AIM:
Show every line in the records below that contains the word "Boterhamsmeersel".
══════
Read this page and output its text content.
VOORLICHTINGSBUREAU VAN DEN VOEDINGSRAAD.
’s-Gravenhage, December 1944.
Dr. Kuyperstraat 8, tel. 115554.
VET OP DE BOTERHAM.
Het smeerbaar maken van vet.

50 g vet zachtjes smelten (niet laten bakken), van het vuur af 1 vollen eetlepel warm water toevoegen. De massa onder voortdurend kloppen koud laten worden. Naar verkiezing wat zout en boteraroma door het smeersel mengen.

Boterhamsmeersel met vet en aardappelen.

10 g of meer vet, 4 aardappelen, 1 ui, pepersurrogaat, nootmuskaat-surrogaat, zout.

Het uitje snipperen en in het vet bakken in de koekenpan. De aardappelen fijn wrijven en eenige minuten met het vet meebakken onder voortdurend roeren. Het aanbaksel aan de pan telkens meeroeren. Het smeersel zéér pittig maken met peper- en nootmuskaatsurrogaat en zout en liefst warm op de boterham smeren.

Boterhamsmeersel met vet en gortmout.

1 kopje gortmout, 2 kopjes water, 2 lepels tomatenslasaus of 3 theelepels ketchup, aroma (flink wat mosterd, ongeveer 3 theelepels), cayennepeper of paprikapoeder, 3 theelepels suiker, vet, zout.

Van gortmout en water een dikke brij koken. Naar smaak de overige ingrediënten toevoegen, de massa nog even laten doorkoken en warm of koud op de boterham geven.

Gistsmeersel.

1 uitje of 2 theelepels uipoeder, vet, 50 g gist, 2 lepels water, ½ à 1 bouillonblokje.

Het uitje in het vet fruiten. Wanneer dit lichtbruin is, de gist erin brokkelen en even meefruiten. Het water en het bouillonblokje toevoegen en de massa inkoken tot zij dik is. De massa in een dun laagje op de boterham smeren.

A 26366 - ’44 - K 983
══════
WRITTEN RESPONSE:
Boterhamsmeersel met vet en aardappelen.
Boterhamsmeersel met vet en gortmout.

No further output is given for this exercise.